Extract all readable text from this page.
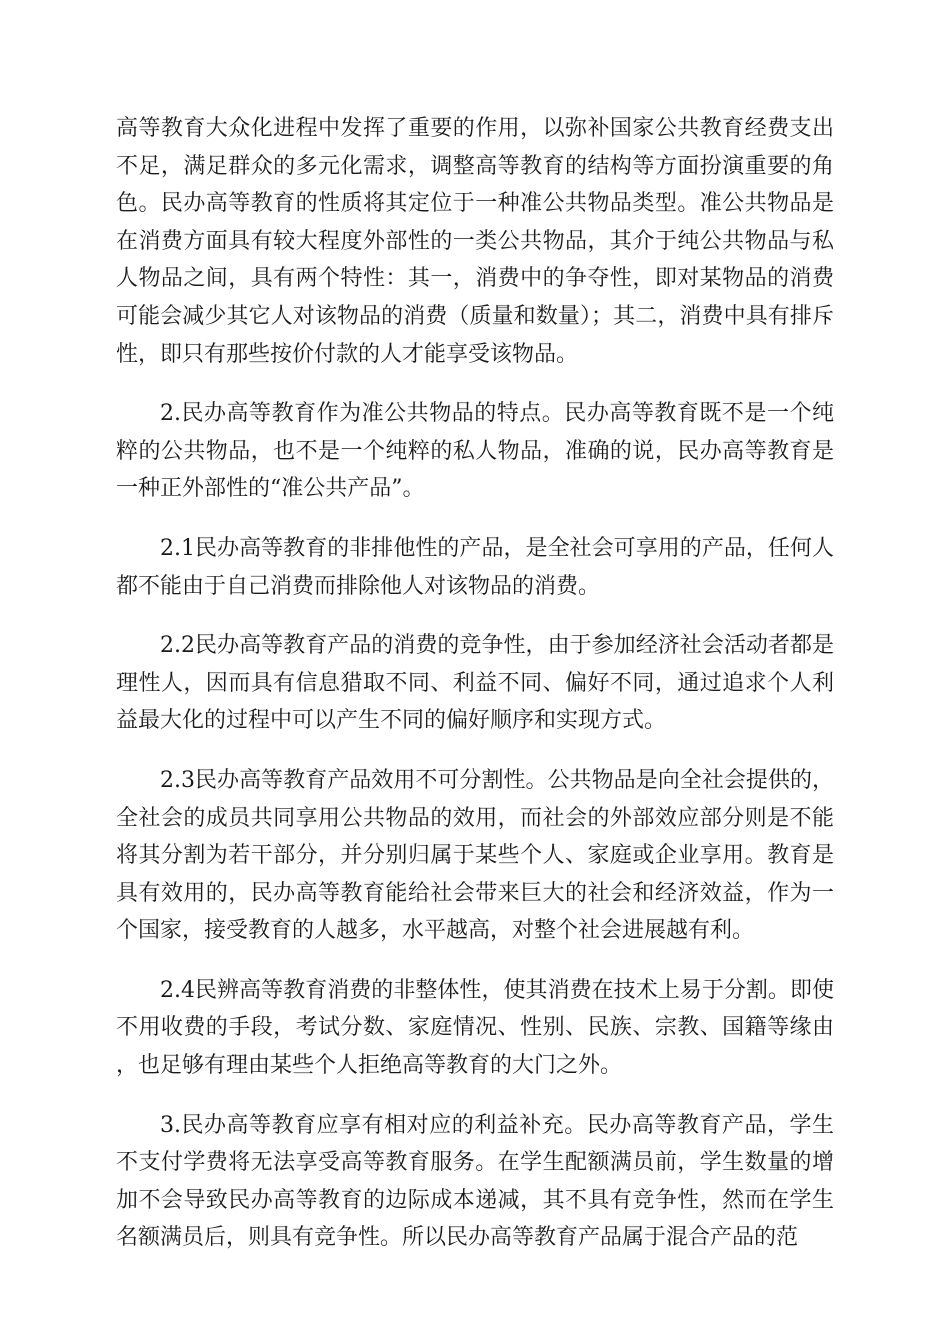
高等教育大众化进程中发挥了重要的作用，以弥补国家公共教育经费支出不足，满足群众的多元化需求，调整高等教育的结构等方面扮演重要的角色。民办高等教育的性质将其定位于一种准公共物品类型。准公共物品是在消费方面具有较大程度外部性的一类公共物品，其介于纯公共物品与私人物品之间，具有两个特性：其一，消费中的争夺性，即对某物品的消费可能会减少其它人对该物品的消费（质量和数量）；其二，消费中具有排斥性，即只有那些按价付款的人才能享受该物品。

2.民办高等教育作为准公共物品的特点。民办高等教育既不是一个纯粹的公共物品，也不是一个纯粹的私人物品，准确的说，民办高等教育是一种正外部性的“准公共产品”。

2.1民办高等教育的非排他性的产品，是全社会可享用的产品，任何人都不能由于自己消费而排除他人对该物品的消费。

2.2民办高等教育产品的消费的竞争性，由于参加经济社会活动者都是理性人，因而具有信息猎取不同、利益不同、偏好不同，通过追求个人利益最大化的过程中可以产生不同的偏好顺序和实现方式。

2.3民办高等教育产品效用不可分割性。公共物品是向全社会提供的，全社会的成员共同享用公共物品的效用，而社会的外部效应部分则是不能将其分割为若干部分，并分别归属于某些个人、家庭或企业享用。教育是具有效用的，民办高等教育能给社会带来巨大的社会和经济效益，作为一个国家，接受教育的人越多，水平越高，对整个社会进展越有利。

2.4民辨高等教育消费的非整体性，使其消费在技术上易于分割。即使不用收费的手段，考试分数、家庭情况、性别、民族、宗教、国籍等缘由，也足够有理由某些个人拒绝高等教育的大门之外。

3.民办高等教育应享有相对应的利益补充。民办高等教育产品，学生不支付学费将无法享受高等教育服务。在学生配额满员前，学生数量的增加不会导致民办高等教育的边际成本递减，其不具有竞争性，然而在学生名额满员后，则具有竞争性。所以民办高等教育产品属于混合产品的范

Stated goal:
Copy every line above word for word and exclude the pictures.

Result of this exercise:
Extract all readable text from this page.
高等教育大众化进程中发挥了重要的作用，以弥补国家公共教育经费支出不足，满足群众的多元化需求，调整高等教育的结构等方面扮演重要的角色。民办高等教育的性质将其定位于一种准公共物品类型。准公共物品是在消费方面具有较大程度外部性的一类公共物品，其介于纯公共物品与私人物品之间，具有两个特性：其一，消费中的争夺性，即对某物品的消费可能会减少其它人对该物品的消费（质量和数量）；其二，消费中具有排斥性，即只有那些按价付款的人才能享受该物品。

2.民办高等教育作为准公共物品的特点。民办高等教育既不是一个纯粹的公共物品，也不是一个纯粹的私人物品，准确的说，民办高等教育是一种正外部性的“准公共产品”。

2.1民办高等教育的非排他性的产品，是全社会可享用的产品，任何人都不能由于自己消费而排除他人对该物品的消费。

2.2民办高等教育产品的消费的竞争性，由于参加经济社会活动者都是理性人，因而具有信息猎取不同、利益不同、偏好不同，通过追求个人利益最大化的过程中可以产生不同的偏好顺序和实现方式。

2.3民办高等教育产品效用不可分割性。公共物品是向全社会提供的，全社会的成员共同享用公共物品的效用，而社会的外部效应部分则是不能将其分割为若干部分，并分别归属于某些个人、家庭或企业享用。教育是具有效用的，民办高等教育能给社会带来巨大的社会和经济效益，作为一个国家，接受教育的人越多，水平越高，对整个社会进展越有利。

2.4民辨高等教育消费的非整体性，使其消费在技术上易于分割。即使不用收费的手段，考试分数、家庭情况、性别、民族、宗教、国籍等缘由，也足够有理由某些个人拒绝高等教育的大门之外。

3.民办高等教育应享有相对应的利益补充。民办高等教育产品，学生不支付学费将无法享受高等教育服务。在学生配额满员前，学生数量的增加不会导致民办高等教育的边际成本递减，其不具有竞争性，然而在学生名额满员后，则具有竞争性。所以民办高等教育产品属于混合产品的范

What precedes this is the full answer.